(Dataset excerpt)
******************************

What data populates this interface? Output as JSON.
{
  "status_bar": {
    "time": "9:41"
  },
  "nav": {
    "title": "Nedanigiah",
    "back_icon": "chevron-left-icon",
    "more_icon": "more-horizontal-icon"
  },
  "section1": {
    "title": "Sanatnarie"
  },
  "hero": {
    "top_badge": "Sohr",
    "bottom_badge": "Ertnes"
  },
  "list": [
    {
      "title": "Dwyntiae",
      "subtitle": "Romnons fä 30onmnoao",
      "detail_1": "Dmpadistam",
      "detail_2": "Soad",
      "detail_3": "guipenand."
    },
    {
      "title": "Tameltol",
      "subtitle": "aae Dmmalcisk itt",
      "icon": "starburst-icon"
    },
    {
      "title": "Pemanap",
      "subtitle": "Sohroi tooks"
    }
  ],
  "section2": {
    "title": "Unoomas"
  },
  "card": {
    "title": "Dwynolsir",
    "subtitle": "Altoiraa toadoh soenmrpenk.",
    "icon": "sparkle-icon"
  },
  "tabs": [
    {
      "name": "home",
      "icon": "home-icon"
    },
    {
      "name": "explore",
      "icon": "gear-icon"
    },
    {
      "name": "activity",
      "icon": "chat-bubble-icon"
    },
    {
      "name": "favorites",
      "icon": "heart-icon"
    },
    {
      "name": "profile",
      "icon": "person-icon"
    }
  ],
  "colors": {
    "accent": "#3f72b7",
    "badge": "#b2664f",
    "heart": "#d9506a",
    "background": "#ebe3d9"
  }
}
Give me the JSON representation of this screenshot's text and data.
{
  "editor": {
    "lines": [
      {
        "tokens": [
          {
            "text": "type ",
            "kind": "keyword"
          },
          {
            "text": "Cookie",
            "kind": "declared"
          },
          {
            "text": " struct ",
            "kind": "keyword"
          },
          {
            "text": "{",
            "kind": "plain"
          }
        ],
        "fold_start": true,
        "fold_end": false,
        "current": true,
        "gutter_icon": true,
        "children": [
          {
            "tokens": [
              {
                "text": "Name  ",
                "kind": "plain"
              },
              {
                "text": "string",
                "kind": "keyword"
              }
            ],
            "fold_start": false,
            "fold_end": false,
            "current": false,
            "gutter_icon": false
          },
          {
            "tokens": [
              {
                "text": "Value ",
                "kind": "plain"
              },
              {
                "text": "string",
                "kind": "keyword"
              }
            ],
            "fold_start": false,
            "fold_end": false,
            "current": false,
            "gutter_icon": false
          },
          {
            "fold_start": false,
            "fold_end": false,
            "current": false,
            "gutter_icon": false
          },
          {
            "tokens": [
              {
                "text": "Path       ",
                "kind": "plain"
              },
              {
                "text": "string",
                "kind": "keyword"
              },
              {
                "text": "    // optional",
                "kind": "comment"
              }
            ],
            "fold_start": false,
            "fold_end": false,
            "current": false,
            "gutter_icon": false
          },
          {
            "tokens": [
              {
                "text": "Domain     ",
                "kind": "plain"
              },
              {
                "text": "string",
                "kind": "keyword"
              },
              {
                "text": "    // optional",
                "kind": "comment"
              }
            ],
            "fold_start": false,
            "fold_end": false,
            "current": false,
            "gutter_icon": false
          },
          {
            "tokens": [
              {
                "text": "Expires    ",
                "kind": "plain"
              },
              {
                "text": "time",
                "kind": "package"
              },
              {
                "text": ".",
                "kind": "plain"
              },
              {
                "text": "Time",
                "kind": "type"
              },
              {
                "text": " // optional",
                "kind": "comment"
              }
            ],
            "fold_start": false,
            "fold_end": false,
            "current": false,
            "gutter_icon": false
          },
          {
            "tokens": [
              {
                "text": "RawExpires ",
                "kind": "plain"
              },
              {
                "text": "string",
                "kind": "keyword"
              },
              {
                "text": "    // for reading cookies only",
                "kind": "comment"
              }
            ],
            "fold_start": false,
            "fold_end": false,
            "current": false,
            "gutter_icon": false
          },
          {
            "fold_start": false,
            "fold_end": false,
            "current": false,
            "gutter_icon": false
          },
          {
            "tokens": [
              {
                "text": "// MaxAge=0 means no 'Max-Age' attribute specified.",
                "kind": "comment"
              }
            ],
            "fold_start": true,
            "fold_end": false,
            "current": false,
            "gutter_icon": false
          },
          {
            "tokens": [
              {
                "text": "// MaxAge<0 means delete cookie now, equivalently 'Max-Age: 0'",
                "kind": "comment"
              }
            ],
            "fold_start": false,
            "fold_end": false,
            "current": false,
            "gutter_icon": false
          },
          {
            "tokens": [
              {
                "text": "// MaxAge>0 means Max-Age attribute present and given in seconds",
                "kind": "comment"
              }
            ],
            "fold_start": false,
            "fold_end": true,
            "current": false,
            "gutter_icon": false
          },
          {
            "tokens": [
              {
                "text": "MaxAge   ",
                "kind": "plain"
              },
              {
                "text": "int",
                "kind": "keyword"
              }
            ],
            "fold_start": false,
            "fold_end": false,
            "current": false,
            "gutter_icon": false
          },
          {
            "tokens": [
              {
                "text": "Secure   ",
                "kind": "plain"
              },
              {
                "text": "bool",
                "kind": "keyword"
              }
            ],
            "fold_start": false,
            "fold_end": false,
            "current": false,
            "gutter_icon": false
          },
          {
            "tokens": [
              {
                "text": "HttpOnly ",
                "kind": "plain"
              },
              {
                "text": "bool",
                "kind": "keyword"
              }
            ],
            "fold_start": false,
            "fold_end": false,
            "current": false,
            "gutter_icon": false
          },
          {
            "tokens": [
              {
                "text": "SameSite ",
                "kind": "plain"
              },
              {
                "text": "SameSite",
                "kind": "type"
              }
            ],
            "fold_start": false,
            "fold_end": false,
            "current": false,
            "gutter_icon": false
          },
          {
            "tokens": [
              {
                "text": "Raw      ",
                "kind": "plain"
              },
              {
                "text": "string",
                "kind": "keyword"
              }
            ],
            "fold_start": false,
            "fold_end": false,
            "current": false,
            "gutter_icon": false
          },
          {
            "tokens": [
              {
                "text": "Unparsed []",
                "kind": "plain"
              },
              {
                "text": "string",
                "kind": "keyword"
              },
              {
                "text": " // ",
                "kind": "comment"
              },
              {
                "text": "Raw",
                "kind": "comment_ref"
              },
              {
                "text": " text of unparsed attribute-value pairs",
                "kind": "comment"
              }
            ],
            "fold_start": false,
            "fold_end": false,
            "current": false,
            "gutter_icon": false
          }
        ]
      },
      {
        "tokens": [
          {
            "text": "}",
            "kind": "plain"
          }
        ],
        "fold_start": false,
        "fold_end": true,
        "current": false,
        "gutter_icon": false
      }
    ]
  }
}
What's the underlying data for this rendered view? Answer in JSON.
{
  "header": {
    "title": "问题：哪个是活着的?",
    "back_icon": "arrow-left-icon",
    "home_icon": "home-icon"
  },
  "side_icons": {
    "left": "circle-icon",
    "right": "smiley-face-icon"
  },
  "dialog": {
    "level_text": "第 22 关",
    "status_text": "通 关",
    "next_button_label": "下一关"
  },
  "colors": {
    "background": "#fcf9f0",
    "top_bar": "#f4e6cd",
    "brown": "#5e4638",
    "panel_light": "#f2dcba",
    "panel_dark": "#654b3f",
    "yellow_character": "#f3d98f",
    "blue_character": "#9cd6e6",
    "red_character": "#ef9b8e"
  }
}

******************************

TASK DETAILS:
Reproduce the records above exactly as they appear.

RESULT BELOW:
What data populates this interface? Output as JSON.
{
  "status_bar": {
    "time": "9:41"
  },
  "nav": {
    "title": "Nedanigiah",
    "back_icon": "chevron-left-icon",
    "more_icon": "more-horizontal-icon"
  },
  "section1": {
    "title": "Sanatnarie"
  },
  "hero": {
    "top_badge": "Sohr",
    "bottom_badge": "Ertnes"
  },
  "list": [
    {
      "title": "Dwyntiae",
      "subtitle": "Romnons fä 30onmnoao",
      "detail_1": "Dmpadistam",
      "detail_2": "Soad",
      "detail_3": "guipenand."
    },
    {
      "title": "Tameltol",
      "subtitle": "aae Dmmalcisk itt",
      "icon": "starburst-icon"
    },
    {
      "title": "Pemanap",
      "subtitle": "Sohroi tooks"
    }
  ],
  "section2": {
    "title": "Unoomas"
  },
  "card": {
    "title": "Dwynolsir",
    "subtitle": "Altoiraa toadoh soenmrpenk.",
    "icon": "sparkle-icon"
  },
  "tabs": [
    {
      "name": "home",
      "icon": "home-icon"
    },
    {
      "name": "explore",
      "icon": "gear-icon"
    },
    {
      "name": "activity",
      "icon": "chat-bubble-icon"
    },
    {
      "name": "favorites",
      "icon": "heart-icon"
    },
    {
      "name": "profile",
      "icon": "person-icon"
    }
  ],
  "colors": {
    "accent": "#3f72b7",
    "badge": "#b2664f",
    "heart": "#d9506a",
    "background": "#ebe3d9"
  }
}
Give me the JSON representation of this screenshot's text and data.
{
  "editor": {
    "lines": [
      {
        "tokens": [
          {
            "text": "type ",
            "kind": "keyword"
          },
          {
            "text": "Cookie",
            "kind": "declared"
          },
          {
            "text": " struct ",
            "kind": "keyword"
          },
          {
            "text": "{",
            "kind": "plain"
          }
        ],
        "fold_start": true,
        "fold_end": false,
        "current": true,
        "gutter_icon": true,
        "children": [
          {
            "tokens": [
              {
                "text": "Name  ",
                "kind": "plain"
              },
              {
                "text": "string",
                "kind": "keyword"
              }
            ],
            "fold_start": false,
            "fold_end": false,
            "current": false,
            "gutter_icon": false
          },
          {
            "tokens": [
              {
                "text": "Value ",
                "kind": "plain"
              },
              {
                "text": "string",
                "kind": "keyword"
              }
            ],
            "fold_start": false,
            "fold_end": false,
            "current": false,
            "gutter_icon": false
          },
          {
            "fold_start": false,
            "fold_end": false,
            "current": false,
            "gutter_icon": false
          },
          {
            "tokens": [
              {
                "text": "Path       ",
                "kind": "plain"
              },
              {
                "text": "string",
                "kind": "keyword"
              },
              {
                "text": "    // optional",
                "kind": "comment"
              }
            ],
            "fold_start": false,
            "fold_end": false,
            "current": false,
            "gutter_icon": false
          },
          {
            "tokens": [
              {
                "text": "Domain     ",
                "kind": "plain"
              },
              {
                "text": "string",
                "kind": "keyword"
              },
              {
                "text": "    // optional",
                "kind": "comment"
              }
            ],
            "fold_start": false,
            "fold_end": false,
            "current": false,
            "gutter_icon": false
          },
          {
            "tokens": [
              {
                "text": "Expires    ",
                "kind": "plain"
              },
              {
                "text": "time",
                "kind": "package"
              },
              {
                "text": ".",
                "kind": "plain"
              },
              {
                "text": "Time",
                "kind": "type"
              },
              {
                "text": " // optional",
                "kind": "comment"
              }
            ],
            "fold_start": false,
            "fold_end": false,
            "current": false,
            "gutter_icon": false
          },
          {
            "tokens": [
              {
                "text": "RawExpires ",
                "kind": "plain"
              },
              {
                "text": "string",
                "kind": "keyword"
              },
              {
                "text": "    // for reading cookies only",
                "kind": "comment"
              }
            ],
            "fold_start": false,
            "fold_end": false,
            "current": false,
            "gutter_icon": false
          },
          {
            "fold_start": false,
            "fold_end": false,
            "current": false,
            "gutter_icon": false
          },
          {
            "tokens": [
              {
                "text": "// MaxAge=0 means no 'Max-Age' attribute specified.",
                "kind": "comment"
              }
            ],
            "fold_start": true,
            "fold_end": false,
            "current": false,
            "gutter_icon": false
          },
          {
            "tokens": [
              {
                "text": "// MaxAge<0 means delete cookie now, equivalently 'Max-Age: 0'",
                "kind": "comment"
              }
            ],
            "fold_start": false,
            "fold_end": false,
            "current": false,
            "gutter_icon": false
          },
          {
            "tokens": [
              {
                "text": "// MaxAge>0 means Max-Age attribute present and given in seconds",
                "kind": "comment"
              }
            ],
            "fold_start": false,
            "fold_end": true,
            "current": false,
            "gutter_icon": false
          },
          {
            "tokens": [
              {
                "text": "MaxAge   ",
                "kind": "plain"
              },
              {
                "text": "int",
                "kind": "keyword"
              }
            ],
            "fold_start": false,
            "fold_end": false,
            "current": false,
            "gutter_icon": false
          },
          {
            "tokens": [
              {
                "text": "Secure   ",
                "kind": "plain"
              },
              {
                "text": "bool",
                "kind": "keyword"
              }
            ],
            "fold_start": false,
            "fold_end": false,
            "current": false,
            "gutter_icon": false
          },
          {
            "tokens": [
              {
                "text": "HttpOnly ",
                "kind": "plain"
              },
              {
                "text": "bool",
                "kind": "keyword"
              }
            ],
            "fold_start": false,
            "fold_end": false,
            "current": false,
            "gutter_icon": false
          },
          {
            "tokens": [
              {
                "text": "SameSite ",
                "kind": "plain"
              },
              {
                "text": "SameSite",
                "kind": "type"
              }
            ],
            "fold_start": false,
            "fold_end": false,
            "current": false,
            "gutter_icon": false
          },
          {
            "tokens": [
              {
                "text": "Raw      ",
                "kind": "plain"
              },
              {
                "text": "string",
                "kind": "keyword"
              }
            ],
            "fold_start": false,
            "fold_end": false,
            "current": false,
            "gutter_icon": false
          },
          {
            "tokens": [
              {
                "text": "Unparsed []",
                "kind": "plain"
              },
              {
                "text": "string",
                "kind": "keyword"
              },
              {
                "text": " // ",
                "kind": "comment"
              },
              {
                "text": "Raw",
                "kind": "comment_ref"
              },
              {
                "text": " text of unparsed attribute-value pairs",
                "kind": "comment"
              }
            ],
            "fold_start": false,
            "fold_end": false,
            "current": false,
            "gutter_icon": false
          }
        ]
      },
      {
        "tokens": [
          {
            "text": "}",
            "kind": "plain"
          }
        ],
        "fold_start": false,
        "fold_end": true,
        "current": false,
        "gutter_icon": false
      }
    ]
  }
}
What's the underlying data for this rendered view? Answer in JSON.
{
  "header": {
    "title": "问题：哪个是活着的?",
    "back_icon": "arrow-left-icon",
    "home_icon": "home-icon"
  },
  "side_icons": {
    "left": "circle-icon",
    "right": "smiley-face-icon"
  },
  "dialog": {
    "level_text": "第 22 关",
    "status_text": "通 关",
    "next_button_label": "下一关"
  },
  "colors": {
    "background": "#fcf9f0",
    "top_bar": "#f4e6cd",
    "brown": "#5e4638",
    "panel_light": "#f2dcba",
    "panel_dark": "#654b3f",
    "yellow_character": "#f3d98f",
    "blue_character": "#9cd6e6",
    "red_character": "#ef9b8e"
  }
}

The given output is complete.